WHAT YOU NEED TO DO:
Narrow the data below down to the lines containing "html".

MATERIAL FOR THE TASK:
——————
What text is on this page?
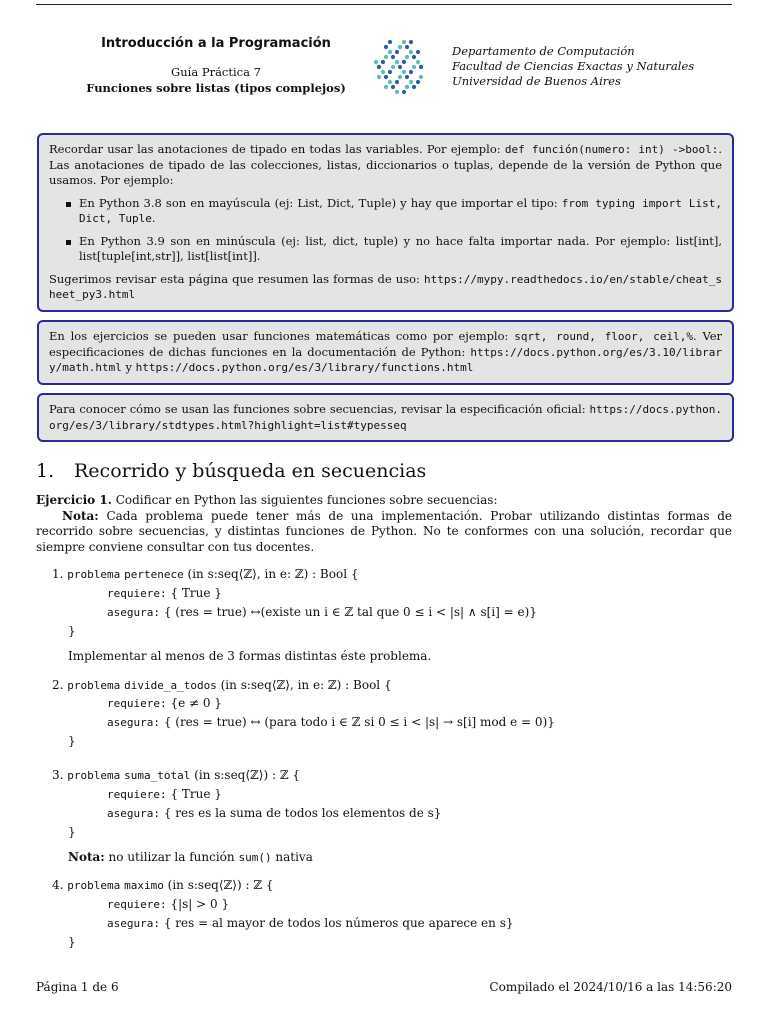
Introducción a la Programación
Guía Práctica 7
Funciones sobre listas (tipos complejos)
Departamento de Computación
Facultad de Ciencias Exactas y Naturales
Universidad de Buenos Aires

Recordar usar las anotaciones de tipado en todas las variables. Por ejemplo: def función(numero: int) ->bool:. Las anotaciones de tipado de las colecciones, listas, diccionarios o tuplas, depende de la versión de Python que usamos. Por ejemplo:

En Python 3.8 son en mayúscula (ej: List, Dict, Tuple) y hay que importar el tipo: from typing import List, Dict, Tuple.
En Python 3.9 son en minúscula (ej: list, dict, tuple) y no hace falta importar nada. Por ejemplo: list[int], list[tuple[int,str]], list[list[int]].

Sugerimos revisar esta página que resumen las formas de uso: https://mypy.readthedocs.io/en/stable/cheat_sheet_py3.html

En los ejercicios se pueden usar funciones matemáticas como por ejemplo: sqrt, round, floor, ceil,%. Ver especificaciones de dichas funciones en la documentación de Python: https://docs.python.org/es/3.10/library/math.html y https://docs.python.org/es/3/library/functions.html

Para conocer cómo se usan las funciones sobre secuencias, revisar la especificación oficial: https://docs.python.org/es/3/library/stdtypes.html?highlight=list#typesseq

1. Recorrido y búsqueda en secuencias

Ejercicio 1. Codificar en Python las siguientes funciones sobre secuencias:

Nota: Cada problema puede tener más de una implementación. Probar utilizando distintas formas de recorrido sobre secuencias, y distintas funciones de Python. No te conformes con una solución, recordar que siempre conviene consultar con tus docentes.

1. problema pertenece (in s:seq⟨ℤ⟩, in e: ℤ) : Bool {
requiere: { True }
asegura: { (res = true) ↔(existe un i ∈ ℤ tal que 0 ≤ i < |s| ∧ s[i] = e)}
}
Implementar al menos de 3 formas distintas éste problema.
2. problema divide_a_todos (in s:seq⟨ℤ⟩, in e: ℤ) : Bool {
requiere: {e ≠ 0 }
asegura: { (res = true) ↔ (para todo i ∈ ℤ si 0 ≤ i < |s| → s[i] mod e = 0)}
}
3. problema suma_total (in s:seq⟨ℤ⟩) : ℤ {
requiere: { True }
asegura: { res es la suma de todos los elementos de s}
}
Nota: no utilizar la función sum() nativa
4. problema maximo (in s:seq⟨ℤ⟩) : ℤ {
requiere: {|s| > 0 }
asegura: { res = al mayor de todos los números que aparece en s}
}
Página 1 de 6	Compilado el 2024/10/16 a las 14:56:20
——————
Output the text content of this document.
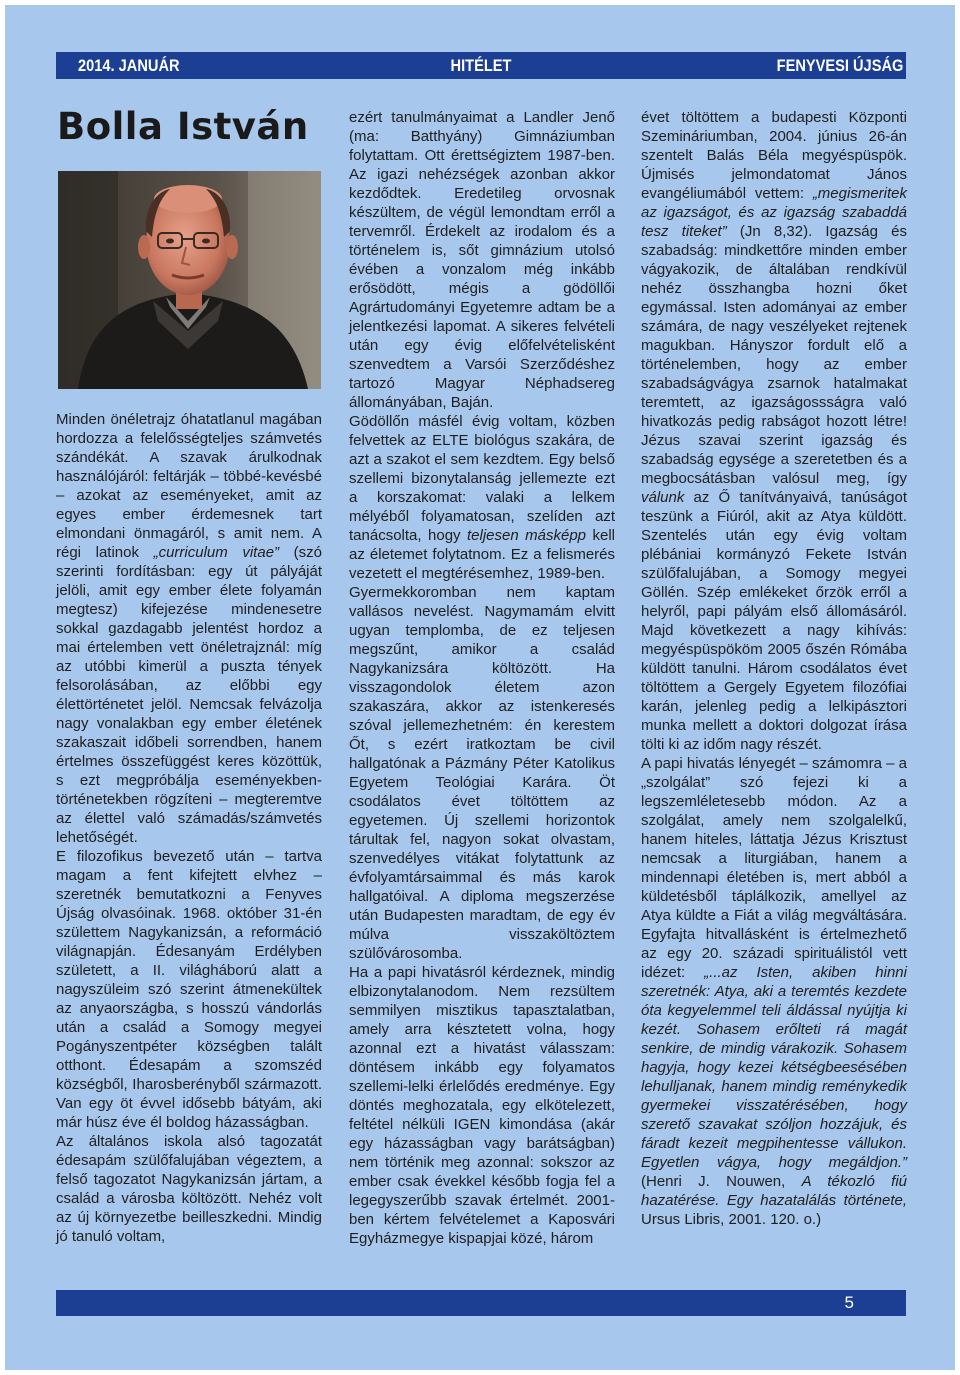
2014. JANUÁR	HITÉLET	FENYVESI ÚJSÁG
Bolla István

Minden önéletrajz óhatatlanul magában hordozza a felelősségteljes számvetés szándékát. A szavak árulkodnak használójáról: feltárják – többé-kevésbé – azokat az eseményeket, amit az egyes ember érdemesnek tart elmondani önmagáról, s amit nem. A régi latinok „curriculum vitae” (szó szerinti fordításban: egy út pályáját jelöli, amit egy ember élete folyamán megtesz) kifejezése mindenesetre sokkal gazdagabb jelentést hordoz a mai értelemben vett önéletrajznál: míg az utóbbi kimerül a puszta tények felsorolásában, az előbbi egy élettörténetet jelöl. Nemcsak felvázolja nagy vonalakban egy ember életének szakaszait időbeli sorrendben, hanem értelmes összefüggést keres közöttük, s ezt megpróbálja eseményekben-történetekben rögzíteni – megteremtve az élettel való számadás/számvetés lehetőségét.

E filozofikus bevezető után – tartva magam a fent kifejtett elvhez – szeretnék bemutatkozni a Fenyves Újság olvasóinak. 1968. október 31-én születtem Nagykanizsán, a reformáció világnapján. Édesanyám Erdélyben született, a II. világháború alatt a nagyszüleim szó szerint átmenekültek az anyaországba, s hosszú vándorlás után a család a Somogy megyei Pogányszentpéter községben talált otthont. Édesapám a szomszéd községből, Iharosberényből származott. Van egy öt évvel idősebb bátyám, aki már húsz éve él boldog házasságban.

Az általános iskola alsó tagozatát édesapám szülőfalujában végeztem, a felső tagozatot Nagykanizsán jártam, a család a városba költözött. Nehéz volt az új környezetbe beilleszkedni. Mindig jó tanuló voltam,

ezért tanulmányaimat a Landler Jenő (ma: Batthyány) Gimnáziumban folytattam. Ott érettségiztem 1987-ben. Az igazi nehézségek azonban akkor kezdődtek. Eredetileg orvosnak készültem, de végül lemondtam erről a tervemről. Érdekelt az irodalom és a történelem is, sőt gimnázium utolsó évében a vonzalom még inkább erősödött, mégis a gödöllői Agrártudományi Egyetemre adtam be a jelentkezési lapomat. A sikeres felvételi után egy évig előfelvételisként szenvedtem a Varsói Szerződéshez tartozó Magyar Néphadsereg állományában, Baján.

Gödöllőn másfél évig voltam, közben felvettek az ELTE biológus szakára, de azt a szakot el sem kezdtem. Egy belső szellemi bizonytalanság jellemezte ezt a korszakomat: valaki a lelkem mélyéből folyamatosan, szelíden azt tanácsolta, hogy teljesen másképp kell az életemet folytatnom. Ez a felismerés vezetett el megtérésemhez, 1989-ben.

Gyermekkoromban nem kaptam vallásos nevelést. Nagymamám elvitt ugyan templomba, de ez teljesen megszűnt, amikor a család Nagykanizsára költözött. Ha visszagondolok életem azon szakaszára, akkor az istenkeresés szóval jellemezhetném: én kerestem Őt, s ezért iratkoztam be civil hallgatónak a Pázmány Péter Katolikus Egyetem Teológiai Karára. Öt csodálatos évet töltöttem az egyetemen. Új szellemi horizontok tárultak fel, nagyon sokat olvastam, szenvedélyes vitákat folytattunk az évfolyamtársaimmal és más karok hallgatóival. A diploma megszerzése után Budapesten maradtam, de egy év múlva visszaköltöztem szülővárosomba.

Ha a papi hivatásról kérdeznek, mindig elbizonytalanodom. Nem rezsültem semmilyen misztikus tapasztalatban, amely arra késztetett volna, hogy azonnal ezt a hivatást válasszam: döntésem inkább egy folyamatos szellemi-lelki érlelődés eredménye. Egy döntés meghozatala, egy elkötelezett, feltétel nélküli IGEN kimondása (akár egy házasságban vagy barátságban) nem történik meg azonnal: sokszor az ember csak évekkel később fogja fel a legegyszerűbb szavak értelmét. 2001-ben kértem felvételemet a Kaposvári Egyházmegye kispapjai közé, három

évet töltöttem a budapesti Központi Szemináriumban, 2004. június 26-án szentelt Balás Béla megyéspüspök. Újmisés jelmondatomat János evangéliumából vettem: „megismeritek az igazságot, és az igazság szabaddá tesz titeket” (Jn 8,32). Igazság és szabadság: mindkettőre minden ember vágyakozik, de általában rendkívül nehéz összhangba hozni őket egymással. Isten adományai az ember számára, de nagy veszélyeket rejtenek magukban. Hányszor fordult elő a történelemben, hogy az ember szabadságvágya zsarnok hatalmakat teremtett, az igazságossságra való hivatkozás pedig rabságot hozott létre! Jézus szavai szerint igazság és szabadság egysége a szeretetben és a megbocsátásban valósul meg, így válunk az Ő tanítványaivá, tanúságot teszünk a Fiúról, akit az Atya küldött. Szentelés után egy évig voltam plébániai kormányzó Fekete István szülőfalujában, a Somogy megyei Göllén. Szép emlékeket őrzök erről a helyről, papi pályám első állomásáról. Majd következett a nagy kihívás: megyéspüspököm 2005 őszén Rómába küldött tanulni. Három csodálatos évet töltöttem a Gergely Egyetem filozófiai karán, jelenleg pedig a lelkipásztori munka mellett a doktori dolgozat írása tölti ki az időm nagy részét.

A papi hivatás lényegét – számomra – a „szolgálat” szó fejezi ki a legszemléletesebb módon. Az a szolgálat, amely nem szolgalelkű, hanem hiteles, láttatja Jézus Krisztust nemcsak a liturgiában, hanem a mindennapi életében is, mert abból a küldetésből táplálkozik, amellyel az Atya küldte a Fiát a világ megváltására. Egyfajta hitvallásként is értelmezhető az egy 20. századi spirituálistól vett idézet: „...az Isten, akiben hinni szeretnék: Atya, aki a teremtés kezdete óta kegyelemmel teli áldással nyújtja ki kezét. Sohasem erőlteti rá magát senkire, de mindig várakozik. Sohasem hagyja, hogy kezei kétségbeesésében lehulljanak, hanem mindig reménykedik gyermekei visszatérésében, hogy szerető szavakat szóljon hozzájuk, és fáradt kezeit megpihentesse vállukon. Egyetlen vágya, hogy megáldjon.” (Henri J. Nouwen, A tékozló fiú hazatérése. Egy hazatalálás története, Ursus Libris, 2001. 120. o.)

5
——————
ANSWER TO THIS TASK:
Sugerimos revisar esta página que resumen las formas de uso: https://mypy.readthedocs.io/en/stable/cheat_sheet_py3.html
En los ejercicios se pueden usar funciones matemáticas como por ejemplo: sqrt, round, floor, ceil,%. Ver especificaciones de dichas funciones en la documentación de Python: https://docs.python.org/es/3.10/library/math.html y https://docs.python.org/es/3/library/functions.html
Para conocer cómo se usan las funciones sobre secuencias, revisar la especificación oficial: https://docs.python.org/es/3/library/stdtypes.html?highlight=list#typesseq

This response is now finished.